::: Data records :::

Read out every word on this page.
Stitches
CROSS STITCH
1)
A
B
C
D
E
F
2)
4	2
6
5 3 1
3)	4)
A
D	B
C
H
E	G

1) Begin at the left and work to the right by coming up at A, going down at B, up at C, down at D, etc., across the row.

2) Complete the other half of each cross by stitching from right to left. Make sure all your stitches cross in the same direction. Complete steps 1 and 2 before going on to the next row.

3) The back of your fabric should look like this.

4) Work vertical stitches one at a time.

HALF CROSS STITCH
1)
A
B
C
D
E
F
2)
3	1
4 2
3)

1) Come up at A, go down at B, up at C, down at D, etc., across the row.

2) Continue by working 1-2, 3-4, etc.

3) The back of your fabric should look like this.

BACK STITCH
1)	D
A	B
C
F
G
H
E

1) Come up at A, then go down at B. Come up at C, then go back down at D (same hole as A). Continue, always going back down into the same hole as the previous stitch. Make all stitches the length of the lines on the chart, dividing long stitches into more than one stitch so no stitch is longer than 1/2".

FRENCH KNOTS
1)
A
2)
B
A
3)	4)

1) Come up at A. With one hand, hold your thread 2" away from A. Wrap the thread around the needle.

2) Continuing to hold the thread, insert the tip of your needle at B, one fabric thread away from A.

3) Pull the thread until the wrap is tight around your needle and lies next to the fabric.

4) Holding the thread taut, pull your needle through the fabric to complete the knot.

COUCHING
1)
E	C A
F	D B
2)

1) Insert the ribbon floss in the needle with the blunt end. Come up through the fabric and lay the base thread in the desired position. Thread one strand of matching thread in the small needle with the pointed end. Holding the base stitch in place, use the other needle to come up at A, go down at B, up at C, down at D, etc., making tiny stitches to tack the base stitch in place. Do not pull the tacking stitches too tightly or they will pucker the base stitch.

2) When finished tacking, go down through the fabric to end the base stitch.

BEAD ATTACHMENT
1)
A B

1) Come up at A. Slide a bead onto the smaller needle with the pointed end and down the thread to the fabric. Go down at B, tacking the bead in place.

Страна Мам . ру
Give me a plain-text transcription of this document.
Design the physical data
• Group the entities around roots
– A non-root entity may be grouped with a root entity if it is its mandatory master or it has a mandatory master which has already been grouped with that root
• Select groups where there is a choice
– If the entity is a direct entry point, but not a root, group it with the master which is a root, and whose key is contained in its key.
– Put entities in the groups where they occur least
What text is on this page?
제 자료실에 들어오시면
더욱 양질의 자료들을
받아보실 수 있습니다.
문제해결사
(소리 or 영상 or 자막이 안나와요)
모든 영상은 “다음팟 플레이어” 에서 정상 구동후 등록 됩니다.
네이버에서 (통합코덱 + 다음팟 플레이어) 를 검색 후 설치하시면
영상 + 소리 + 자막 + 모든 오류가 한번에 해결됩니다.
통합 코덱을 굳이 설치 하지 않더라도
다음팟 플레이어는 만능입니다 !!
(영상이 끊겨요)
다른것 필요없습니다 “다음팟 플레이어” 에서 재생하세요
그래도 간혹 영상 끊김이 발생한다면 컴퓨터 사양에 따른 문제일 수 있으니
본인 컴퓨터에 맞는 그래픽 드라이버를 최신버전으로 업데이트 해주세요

:::

**What to work on:**
Write the entries again, exactly as they stand.

**Output for this task:**
Read out every word on this page.
Stitches
CROSS STITCH
1)
A
B
C
D
E
F
2)
4	2
6
5 3 1
3)	4)
A
D	B
C
H
E	G

1) Begin at the left and work to the right by coming up at A, going down at B, up at C, down at D, etc., across the row.

2) Complete the other half of each cross by stitching from right to left. Make sure all your stitches cross in the same direction. Complete steps 1 and 2 before going on to the next row.

3) The back of your fabric should look like this.

4) Work vertical stitches one at a time.

HALF CROSS STITCH
1)
A
B
C
D
E
F
2)
3	1
4 2
3)

1) Come up at A, go down at B, up at C, down at D, etc., across the row.

2) Continue by working 1-2, 3-4, etc.

3) The back of your fabric should look like this.

BACK STITCH
1)	D
A	B
C
F
G
H
E

1) Come up at A, then go down at B. Come up at C, then go back down at D (same hole as A). Continue, always going back down into the same hole as the previous stitch. Make all stitches the length of the lines on the chart, dividing long stitches into more than one stitch so no stitch is longer than 1/2".

FRENCH KNOTS
1)
A
2)
B
A
3)	4)

1) Come up at A. With one hand, hold your thread 2" away from A. Wrap the thread around the needle.

2) Continuing to hold the thread, insert the tip of your needle at B, one fabric thread away from A.

3) Pull the thread until the wrap is tight around your needle and lies next to the fabric.

4) Holding the thread taut, pull your needle through the fabric to complete the knot.

COUCHING
1)
E	C A
F	D B
2)

1) Insert the ribbon floss in the needle with the blunt end. Come up through the fabric and lay the base thread in the desired position. Thread one strand of matching thread in the small needle with the pointed end. Holding the base stitch in place, use the other needle to come up at A, go down at B, up at C, down at D, etc., making tiny stitches to tack the base stitch in place. Do not pull the tacking stitches too tightly or they will pucker the base stitch.

2) When finished tacking, go down through the fabric to end the base stitch.

BEAD ATTACHMENT
1)
A B

1) Come up at A. Slide a bead onto the smaller needle with the pointed end and down the thread to the fabric. Go down at B, tacking the bead in place.

Страна Мам . ру
Give me a plain-text transcription of this document.
Design the physical data
• Group the entities around roots
– A non-root entity may be grouped with a root entity if it is its mandatory master or it has a mandatory master which has already been grouped with that root
• Select groups where there is a choice
– If the entity is a direct entry point, but not a root, group it with the master which is a root, and whose key is contained in its key.
– Put entities in the groups where they occur least
What text is on this page?
제 자료실에 들어오시면
더욱 양질의 자료들을
받아보실 수 있습니다.
문제해결사
(소리 or 영상 or 자막이 안나와요)
모든 영상은 “다음팟 플레이어” 에서 정상 구동후 등록 됩니다.
네이버에서 (통합코덱 + 다음팟 플레이어) 를 검색 후 설치하시면
영상 + 소리 + 자막 + 모든 오류가 한번에 해결됩니다.
통합 코덱을 굳이 설치 하지 않더라도
다음팟 플레이어는 만능입니다 !!
(영상이 끊겨요)
다른것 필요없습니다 “다음팟 플레이어” 에서 재생하세요
그래도 간혹 영상 끊김이 발생한다면 컴퓨터 사양에 따른 문제일 수 있으니
본인 컴퓨터에 맞는 그래픽 드라이버를 최신버전으로 업데이트 해주세요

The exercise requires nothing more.